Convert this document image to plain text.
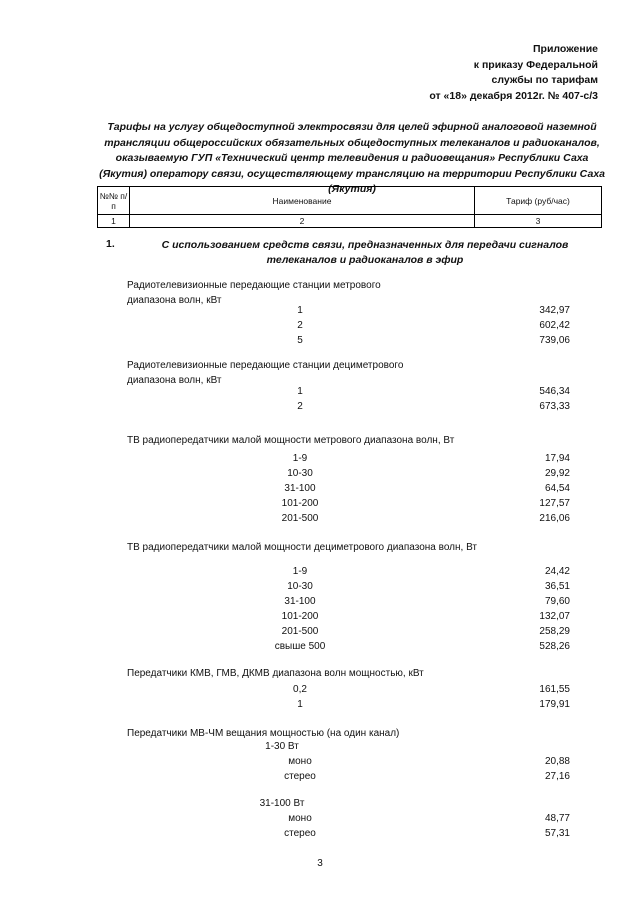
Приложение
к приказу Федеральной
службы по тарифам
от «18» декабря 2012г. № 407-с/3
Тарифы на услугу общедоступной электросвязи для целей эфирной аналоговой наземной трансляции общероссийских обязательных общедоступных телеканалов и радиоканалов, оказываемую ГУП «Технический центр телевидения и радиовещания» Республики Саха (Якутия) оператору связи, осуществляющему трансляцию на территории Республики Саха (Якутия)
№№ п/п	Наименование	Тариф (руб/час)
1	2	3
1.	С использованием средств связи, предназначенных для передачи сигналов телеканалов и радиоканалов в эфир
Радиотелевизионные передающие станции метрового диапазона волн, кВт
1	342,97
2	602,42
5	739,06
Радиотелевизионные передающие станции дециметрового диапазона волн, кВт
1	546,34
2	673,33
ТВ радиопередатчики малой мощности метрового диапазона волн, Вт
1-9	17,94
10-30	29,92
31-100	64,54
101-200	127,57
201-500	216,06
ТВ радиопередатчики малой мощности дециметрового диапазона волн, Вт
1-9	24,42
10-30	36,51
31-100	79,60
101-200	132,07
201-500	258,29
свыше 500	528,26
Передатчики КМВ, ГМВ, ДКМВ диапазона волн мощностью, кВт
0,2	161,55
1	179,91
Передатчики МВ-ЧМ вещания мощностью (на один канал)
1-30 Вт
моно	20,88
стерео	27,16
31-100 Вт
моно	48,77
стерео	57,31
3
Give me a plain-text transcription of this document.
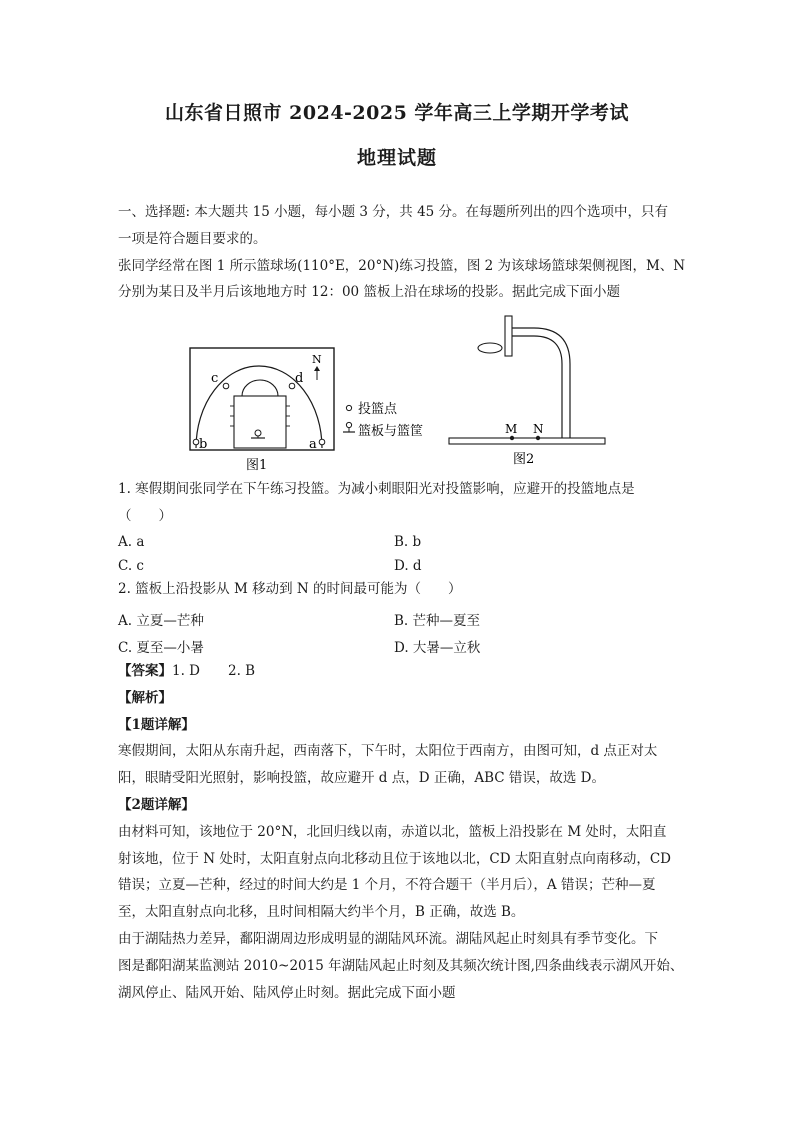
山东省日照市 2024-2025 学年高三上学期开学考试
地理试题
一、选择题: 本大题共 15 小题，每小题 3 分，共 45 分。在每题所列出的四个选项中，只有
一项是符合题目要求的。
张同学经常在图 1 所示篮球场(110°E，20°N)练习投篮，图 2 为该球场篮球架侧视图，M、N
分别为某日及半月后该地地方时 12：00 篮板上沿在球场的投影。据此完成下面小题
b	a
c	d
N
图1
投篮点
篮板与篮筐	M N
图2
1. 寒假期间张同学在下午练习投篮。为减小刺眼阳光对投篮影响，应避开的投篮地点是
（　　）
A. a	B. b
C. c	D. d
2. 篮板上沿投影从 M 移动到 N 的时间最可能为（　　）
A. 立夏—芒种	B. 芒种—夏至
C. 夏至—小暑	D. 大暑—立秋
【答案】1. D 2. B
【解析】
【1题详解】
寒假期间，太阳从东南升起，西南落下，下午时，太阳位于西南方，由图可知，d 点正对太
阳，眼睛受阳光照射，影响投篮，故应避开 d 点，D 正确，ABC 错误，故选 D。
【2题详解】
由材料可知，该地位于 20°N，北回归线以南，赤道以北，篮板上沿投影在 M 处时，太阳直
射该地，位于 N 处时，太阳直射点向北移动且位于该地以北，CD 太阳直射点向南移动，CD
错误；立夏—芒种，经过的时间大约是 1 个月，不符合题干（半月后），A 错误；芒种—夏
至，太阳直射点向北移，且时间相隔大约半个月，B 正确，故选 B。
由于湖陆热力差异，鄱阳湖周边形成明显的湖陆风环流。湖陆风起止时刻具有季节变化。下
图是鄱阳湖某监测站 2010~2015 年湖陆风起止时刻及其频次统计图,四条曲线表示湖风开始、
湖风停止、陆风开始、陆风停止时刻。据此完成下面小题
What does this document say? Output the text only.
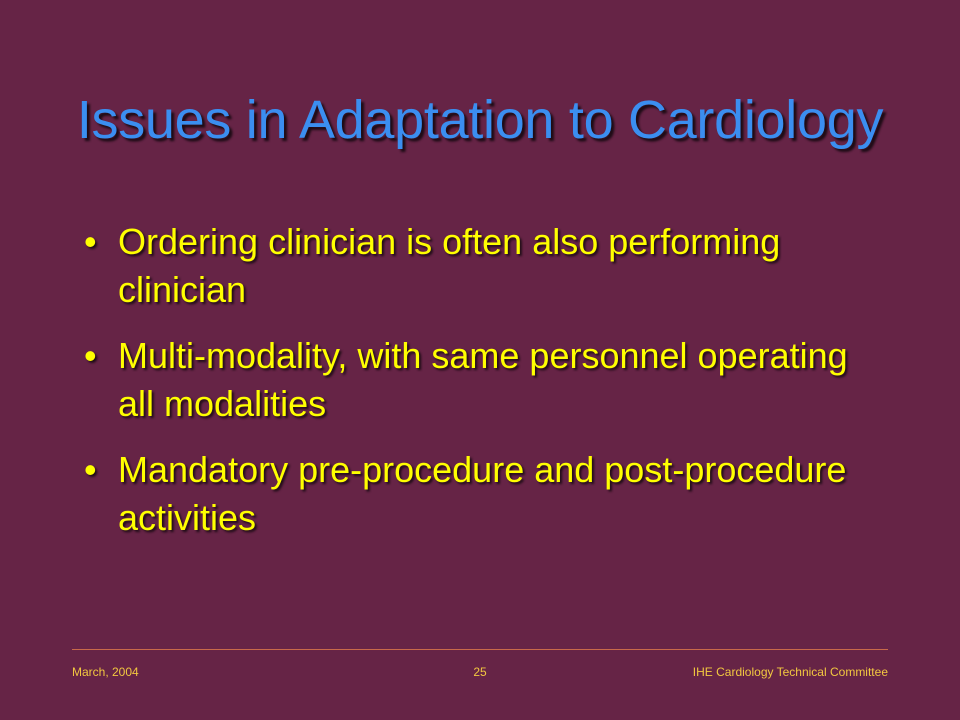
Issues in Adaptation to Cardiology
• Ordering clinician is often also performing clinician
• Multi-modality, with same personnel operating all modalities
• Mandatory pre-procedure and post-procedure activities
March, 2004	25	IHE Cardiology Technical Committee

- Aim of the task:
From the entries above, list each line with "document" in it.

- Response to this exercise:
Convert this document image to plain text.
Give me a plain-text transcription of this document.
What does this document say? Output the text only.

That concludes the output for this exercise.